- **WHAT IS EXPECTED**
Look over the lines below. Report each one that includes the string "cerrado".

━━━━━━━━━━━━━━━━━━━━

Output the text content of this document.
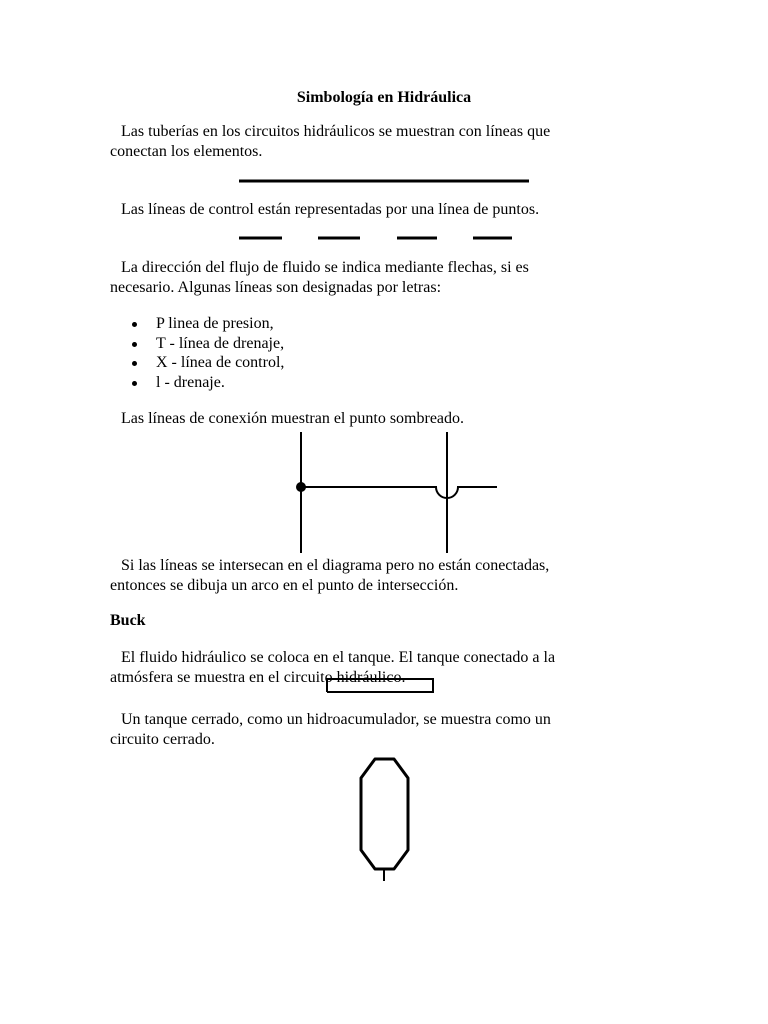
Simbología en Hidráulica

Las tuberías en los circuitos hidráulicos se muestran con líneas que

conectan los elementos.

Las líneas de control están representadas por una línea de puntos.

La dirección del flujo de fluido se indica mediante flechas, si es

necesario. Algunas líneas son designadas por letras:

P linea de presion,
T - línea de drenaje,
X - línea de control,
l - drenaje.

Las líneas de conexión muestran el punto sombreado.

Si las líneas se intersecan en el diagrama pero no están conectadas,

entonces se dibuja un arco en el punto de intersección.

Buck

El fluido hidráulico se coloca en el tanque. El tanque conectado a la

atmósfera se muestra en el circuito hidráulico.

Un tanque cerrado, como un hidroacumulador, se muestra como un

circuito cerrado.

━━━━━━━━━━━━━━━━━━━━

- **RESPONSE BELOW**
Un tanque cerrado, como un hidroacumulador, se muestra como un
circuito cerrado.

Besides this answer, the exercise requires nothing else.